THE TASK: Gather every line in the data below that contains the string "arrow", and copy each one in full.

PROVIDED MATERIAL:

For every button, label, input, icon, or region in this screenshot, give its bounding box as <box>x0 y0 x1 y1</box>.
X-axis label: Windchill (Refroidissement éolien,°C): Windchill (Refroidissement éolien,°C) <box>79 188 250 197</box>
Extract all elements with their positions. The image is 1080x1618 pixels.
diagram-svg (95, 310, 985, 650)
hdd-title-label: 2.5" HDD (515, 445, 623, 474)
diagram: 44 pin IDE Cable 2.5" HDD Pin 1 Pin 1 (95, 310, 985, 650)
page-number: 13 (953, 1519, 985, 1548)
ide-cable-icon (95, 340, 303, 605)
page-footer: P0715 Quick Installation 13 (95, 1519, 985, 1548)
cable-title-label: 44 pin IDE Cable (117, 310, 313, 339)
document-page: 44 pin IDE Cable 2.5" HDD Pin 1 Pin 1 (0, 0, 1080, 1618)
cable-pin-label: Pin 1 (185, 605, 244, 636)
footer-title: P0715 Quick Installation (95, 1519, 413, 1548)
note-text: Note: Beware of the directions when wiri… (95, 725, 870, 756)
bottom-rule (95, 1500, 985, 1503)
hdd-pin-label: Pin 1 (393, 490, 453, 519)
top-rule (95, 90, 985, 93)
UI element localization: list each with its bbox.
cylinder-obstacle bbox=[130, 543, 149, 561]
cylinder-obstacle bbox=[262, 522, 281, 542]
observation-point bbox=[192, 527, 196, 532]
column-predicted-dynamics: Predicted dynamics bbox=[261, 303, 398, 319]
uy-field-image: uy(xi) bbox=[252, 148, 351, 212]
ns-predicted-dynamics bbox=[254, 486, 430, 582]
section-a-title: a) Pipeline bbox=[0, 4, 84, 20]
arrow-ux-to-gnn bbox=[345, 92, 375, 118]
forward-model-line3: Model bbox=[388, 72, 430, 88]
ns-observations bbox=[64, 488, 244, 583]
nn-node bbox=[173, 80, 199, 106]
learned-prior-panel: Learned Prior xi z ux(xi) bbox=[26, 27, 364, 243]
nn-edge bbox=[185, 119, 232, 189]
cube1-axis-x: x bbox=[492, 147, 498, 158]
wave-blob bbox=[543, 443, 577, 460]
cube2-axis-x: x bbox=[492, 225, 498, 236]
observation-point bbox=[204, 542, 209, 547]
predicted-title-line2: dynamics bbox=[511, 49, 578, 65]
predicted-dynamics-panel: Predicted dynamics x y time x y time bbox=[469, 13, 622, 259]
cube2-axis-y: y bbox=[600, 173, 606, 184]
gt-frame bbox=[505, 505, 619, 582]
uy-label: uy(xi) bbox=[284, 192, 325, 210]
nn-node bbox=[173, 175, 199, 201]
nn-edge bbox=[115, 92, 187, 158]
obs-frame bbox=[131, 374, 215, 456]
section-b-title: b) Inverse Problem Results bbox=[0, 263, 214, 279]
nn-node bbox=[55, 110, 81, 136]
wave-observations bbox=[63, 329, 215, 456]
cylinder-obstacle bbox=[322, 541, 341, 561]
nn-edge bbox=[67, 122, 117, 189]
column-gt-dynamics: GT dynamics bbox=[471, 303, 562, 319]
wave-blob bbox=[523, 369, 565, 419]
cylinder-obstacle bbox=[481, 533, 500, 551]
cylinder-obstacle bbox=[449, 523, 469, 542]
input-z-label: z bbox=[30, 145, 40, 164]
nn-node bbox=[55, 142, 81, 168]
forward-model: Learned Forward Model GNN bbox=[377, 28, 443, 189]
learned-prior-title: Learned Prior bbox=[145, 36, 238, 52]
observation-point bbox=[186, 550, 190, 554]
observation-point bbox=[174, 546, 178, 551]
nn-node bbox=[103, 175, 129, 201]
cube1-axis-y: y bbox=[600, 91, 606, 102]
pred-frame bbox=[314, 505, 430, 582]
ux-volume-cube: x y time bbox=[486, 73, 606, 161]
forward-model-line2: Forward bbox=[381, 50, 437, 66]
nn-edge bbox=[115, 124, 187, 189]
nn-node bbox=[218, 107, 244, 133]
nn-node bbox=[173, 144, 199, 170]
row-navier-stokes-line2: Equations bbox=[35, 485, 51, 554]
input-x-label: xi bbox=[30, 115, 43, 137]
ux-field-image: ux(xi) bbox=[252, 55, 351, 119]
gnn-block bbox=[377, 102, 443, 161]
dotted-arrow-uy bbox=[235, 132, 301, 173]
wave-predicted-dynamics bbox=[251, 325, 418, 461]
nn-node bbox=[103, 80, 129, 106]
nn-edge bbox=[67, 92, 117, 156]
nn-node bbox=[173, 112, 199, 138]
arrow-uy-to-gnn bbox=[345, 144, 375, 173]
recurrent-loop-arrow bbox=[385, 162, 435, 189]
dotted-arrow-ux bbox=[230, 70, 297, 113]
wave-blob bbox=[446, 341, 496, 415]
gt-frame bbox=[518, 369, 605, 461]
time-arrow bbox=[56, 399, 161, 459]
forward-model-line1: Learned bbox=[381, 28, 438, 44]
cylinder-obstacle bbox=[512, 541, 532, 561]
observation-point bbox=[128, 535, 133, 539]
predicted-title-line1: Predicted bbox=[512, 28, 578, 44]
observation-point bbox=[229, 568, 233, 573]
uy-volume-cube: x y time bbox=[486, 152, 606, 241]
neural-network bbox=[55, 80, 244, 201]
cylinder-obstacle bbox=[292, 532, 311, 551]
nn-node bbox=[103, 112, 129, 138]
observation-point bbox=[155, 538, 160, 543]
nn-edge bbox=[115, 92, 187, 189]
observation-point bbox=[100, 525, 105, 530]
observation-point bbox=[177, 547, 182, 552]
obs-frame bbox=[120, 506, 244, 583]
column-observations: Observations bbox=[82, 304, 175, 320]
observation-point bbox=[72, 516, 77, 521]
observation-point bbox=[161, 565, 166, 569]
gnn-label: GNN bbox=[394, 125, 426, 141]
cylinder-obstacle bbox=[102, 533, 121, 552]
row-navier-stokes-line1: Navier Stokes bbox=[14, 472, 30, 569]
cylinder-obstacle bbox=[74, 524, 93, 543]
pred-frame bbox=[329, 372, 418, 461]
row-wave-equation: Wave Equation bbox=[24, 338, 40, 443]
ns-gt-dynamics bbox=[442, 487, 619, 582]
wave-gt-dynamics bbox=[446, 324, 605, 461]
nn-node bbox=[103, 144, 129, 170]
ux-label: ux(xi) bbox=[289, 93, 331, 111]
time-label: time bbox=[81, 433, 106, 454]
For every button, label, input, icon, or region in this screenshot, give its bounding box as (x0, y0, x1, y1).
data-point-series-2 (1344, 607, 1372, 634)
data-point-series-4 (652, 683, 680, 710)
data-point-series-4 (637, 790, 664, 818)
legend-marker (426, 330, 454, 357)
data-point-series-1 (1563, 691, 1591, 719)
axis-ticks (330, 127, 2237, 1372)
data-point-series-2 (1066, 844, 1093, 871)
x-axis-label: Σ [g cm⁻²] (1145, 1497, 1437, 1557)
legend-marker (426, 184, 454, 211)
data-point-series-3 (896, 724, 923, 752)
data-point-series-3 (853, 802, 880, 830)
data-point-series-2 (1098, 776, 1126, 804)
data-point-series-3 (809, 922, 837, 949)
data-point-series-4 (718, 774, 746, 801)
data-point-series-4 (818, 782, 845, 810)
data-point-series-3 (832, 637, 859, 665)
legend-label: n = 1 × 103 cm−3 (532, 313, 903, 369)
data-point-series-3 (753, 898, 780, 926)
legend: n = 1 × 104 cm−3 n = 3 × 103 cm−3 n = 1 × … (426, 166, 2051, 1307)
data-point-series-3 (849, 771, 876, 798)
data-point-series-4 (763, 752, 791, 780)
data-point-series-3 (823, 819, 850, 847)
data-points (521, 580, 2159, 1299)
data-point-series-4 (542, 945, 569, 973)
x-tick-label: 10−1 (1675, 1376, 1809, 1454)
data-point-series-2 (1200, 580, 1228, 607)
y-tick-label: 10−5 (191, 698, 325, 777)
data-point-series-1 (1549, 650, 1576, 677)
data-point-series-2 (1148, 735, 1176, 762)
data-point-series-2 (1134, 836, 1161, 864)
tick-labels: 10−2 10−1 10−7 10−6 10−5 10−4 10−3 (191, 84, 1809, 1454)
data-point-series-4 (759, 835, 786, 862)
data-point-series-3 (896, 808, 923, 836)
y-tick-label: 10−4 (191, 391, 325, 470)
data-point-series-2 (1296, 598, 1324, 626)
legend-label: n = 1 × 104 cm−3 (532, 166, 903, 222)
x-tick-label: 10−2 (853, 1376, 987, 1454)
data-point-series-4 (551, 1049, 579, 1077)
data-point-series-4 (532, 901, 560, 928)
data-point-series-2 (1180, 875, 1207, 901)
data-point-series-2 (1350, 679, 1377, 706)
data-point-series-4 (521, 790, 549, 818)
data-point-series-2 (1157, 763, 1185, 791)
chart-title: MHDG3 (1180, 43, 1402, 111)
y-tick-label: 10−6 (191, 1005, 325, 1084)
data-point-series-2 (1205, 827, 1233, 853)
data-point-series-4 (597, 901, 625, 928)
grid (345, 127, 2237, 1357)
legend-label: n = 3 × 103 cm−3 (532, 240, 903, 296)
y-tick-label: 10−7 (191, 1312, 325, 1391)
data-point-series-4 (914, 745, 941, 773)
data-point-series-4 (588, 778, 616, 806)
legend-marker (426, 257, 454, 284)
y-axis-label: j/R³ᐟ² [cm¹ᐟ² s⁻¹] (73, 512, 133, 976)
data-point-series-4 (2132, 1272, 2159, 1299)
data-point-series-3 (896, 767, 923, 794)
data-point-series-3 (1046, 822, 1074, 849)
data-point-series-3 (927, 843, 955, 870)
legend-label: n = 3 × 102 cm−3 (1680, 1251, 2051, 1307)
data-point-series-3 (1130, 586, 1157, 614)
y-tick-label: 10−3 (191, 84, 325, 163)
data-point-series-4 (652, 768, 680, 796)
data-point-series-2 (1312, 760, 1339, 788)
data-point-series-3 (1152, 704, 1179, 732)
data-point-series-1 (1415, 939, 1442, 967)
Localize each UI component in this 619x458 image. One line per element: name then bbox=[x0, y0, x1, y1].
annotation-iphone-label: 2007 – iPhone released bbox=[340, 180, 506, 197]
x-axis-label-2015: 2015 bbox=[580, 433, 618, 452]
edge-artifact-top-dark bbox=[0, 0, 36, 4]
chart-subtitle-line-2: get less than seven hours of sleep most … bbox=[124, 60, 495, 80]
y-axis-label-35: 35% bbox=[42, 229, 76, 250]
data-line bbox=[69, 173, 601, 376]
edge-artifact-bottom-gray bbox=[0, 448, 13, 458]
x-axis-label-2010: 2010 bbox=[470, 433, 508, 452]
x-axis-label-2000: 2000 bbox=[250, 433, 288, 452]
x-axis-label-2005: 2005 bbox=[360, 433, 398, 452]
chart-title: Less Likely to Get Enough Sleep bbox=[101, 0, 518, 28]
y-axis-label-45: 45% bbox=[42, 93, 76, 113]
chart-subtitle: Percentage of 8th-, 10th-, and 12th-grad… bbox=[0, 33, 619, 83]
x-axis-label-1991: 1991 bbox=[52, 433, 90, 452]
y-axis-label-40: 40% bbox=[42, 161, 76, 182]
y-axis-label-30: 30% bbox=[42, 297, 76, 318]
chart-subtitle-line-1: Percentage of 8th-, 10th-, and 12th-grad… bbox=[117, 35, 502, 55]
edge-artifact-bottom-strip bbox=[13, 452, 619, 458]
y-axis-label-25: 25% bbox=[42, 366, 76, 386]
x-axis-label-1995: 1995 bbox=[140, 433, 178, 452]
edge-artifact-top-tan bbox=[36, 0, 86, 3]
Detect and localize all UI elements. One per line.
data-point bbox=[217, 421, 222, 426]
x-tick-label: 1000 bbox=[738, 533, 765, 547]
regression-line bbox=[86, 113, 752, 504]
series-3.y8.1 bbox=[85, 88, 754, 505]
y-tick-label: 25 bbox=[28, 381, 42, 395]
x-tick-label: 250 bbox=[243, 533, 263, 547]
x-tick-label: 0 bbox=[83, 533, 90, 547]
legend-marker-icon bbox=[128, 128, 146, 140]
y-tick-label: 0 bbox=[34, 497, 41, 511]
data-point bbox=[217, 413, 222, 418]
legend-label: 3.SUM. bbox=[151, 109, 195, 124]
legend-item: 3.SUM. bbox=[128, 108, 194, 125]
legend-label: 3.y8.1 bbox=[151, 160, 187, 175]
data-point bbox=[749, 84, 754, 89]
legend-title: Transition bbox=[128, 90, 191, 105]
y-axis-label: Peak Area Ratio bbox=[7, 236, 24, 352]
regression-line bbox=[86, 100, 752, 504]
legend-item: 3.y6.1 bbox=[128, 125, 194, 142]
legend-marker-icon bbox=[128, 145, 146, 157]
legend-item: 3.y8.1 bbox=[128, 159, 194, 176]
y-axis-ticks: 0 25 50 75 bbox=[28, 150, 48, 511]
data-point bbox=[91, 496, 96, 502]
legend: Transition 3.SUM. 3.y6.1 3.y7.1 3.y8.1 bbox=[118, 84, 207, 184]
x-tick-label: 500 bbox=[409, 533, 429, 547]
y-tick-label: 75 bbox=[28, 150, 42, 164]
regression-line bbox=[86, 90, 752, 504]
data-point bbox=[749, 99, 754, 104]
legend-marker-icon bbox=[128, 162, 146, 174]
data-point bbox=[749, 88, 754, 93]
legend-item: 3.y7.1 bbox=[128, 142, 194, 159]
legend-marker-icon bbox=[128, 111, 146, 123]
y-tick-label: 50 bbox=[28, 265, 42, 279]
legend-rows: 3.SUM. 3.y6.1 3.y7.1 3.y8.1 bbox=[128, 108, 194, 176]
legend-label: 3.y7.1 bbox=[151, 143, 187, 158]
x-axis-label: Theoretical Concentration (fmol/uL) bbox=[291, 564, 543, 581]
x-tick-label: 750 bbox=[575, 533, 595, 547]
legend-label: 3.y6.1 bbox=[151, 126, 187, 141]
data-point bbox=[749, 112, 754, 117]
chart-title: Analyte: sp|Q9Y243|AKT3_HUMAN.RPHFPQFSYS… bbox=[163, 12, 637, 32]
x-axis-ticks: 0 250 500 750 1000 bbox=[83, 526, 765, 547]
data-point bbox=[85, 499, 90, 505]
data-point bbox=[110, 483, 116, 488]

RESPONSE TO THE EXERCISE:
arrow-ux-to-gnn bbox=[345, 92, 375, 118]
dotted-arrow-uy bbox=[235, 132, 301, 173]
arrow-uy-to-gnn bbox=[345, 144, 375, 173]
recurrent-loop-arrow bbox=[385, 162, 435, 189]
dotted-arrow-ux bbox=[230, 70, 297, 113]
time-arrow bbox=[56, 399, 161, 459]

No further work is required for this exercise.